start Dataset excerpts

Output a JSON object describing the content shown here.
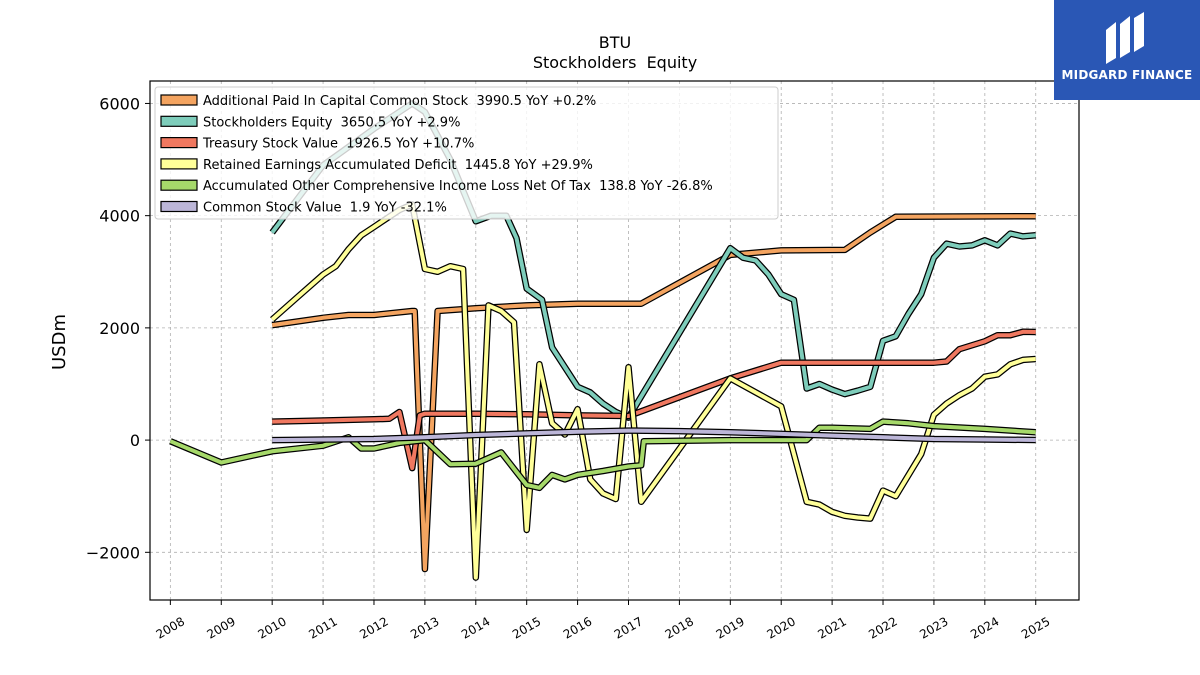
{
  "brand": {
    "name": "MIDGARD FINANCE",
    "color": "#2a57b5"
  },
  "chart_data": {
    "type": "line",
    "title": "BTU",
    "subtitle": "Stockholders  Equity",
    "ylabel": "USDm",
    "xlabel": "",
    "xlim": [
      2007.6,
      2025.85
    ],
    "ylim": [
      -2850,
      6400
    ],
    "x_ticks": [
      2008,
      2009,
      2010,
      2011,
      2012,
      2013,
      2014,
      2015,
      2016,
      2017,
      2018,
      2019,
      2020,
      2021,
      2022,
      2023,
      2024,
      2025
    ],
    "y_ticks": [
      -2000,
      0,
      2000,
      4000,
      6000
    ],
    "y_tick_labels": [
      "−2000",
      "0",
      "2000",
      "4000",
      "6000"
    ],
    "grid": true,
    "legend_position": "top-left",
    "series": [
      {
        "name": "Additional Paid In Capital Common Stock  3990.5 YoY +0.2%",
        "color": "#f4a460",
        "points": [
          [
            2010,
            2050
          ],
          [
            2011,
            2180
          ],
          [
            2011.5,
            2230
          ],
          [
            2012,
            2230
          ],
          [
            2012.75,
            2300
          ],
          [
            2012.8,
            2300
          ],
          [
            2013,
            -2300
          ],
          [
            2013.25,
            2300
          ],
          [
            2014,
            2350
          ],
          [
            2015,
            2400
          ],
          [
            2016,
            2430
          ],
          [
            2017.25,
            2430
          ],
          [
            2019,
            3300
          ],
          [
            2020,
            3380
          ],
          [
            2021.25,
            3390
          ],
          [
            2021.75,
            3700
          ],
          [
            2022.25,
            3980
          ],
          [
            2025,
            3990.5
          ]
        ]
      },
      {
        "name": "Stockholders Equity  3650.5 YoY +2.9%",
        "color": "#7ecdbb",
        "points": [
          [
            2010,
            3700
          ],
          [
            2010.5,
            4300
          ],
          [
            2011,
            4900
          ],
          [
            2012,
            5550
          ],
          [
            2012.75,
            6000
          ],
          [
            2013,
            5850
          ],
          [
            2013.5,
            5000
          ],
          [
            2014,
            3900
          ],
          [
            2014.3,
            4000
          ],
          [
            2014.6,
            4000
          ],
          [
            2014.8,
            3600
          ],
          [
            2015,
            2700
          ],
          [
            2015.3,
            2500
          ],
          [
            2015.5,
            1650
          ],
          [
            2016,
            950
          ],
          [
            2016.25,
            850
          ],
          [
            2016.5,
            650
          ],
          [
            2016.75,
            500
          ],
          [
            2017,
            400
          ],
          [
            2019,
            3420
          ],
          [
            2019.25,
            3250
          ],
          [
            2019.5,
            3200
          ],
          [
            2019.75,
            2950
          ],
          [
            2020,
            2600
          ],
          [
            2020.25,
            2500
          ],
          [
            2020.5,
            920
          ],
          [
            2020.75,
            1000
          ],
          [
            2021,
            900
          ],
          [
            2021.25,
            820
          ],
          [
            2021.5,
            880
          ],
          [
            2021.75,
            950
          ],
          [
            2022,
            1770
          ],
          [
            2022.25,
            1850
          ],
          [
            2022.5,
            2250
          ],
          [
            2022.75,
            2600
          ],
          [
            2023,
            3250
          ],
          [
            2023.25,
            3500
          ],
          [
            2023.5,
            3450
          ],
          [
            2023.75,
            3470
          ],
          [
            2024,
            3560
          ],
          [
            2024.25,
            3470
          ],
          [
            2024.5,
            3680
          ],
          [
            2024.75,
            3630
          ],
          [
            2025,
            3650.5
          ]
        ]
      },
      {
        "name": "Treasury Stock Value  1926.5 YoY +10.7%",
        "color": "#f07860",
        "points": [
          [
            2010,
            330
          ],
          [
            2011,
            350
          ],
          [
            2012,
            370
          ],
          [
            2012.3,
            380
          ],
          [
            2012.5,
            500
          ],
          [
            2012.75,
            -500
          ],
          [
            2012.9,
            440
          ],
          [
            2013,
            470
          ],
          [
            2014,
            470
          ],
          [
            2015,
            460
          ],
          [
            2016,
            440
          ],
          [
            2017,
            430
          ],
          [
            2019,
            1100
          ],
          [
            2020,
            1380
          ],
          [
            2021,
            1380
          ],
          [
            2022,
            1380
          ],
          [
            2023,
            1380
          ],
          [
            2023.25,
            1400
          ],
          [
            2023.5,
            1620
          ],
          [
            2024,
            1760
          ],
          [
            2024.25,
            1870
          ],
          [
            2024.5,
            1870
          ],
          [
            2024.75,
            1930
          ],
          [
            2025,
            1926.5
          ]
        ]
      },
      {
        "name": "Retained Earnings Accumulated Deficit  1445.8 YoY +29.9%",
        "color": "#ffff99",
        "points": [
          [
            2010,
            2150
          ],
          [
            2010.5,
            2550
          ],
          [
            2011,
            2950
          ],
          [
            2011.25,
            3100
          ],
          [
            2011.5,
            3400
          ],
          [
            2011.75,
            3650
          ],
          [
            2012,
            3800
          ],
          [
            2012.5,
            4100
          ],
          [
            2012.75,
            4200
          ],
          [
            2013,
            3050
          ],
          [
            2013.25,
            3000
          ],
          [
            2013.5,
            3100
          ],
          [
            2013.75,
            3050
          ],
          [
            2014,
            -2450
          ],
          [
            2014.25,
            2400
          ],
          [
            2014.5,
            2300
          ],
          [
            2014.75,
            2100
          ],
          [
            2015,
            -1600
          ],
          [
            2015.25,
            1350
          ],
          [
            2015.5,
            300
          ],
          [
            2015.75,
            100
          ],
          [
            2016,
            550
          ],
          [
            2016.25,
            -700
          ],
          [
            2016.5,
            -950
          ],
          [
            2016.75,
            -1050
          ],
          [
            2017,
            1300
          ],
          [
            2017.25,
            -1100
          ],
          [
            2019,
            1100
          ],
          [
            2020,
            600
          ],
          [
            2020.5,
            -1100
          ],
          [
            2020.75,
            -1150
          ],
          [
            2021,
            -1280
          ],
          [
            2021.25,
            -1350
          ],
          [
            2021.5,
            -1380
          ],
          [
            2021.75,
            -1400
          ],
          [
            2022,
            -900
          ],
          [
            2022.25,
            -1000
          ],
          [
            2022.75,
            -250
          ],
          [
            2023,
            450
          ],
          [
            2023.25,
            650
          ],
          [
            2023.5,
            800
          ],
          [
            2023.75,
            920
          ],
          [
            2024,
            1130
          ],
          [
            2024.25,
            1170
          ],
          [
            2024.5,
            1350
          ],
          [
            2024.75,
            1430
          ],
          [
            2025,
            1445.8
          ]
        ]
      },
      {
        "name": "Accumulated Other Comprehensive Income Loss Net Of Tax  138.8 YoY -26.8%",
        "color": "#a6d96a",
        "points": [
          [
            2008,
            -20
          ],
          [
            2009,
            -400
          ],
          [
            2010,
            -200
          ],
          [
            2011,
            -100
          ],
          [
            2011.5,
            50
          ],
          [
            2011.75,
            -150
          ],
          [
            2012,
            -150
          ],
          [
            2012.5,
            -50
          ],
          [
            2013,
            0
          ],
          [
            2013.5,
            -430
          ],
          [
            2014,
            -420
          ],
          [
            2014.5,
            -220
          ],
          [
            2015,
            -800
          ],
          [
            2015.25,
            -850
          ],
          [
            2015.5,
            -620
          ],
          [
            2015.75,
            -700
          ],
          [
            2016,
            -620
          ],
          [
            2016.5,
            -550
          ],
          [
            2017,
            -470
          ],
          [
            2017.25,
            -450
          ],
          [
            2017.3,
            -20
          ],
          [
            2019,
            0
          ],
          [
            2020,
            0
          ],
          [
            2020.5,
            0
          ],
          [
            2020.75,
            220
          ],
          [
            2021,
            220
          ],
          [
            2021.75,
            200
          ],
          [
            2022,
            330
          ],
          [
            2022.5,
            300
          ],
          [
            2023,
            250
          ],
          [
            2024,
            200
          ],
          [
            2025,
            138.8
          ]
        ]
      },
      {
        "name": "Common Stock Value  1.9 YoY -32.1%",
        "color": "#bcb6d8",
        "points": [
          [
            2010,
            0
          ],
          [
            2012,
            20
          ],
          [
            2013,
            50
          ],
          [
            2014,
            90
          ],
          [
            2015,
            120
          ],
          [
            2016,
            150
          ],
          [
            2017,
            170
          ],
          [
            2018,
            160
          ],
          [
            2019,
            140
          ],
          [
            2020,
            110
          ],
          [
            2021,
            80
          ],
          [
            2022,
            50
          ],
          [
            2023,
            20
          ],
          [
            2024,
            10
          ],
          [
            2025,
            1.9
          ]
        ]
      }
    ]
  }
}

end Dataset excerpts
start Dataset excerpts

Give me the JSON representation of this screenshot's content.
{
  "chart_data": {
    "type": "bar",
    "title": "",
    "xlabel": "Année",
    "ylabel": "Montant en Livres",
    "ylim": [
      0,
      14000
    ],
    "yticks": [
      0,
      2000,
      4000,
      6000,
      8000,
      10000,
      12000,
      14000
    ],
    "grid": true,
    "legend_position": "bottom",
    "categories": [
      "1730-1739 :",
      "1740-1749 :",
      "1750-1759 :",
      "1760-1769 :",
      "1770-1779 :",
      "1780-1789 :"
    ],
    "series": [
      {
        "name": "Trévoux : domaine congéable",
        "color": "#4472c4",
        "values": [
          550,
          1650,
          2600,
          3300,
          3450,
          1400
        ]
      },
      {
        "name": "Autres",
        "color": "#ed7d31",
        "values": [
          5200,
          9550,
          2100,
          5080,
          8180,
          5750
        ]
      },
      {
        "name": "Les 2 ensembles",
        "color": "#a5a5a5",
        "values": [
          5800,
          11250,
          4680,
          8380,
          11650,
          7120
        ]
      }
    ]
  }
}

end Dataset excerpts

[Requirements]: From the entries above, copy every line that holds the word "JSON".

[Result]:
Output a JSON object describing the content shown here.
Give me the JSON representation of this screenshot's content.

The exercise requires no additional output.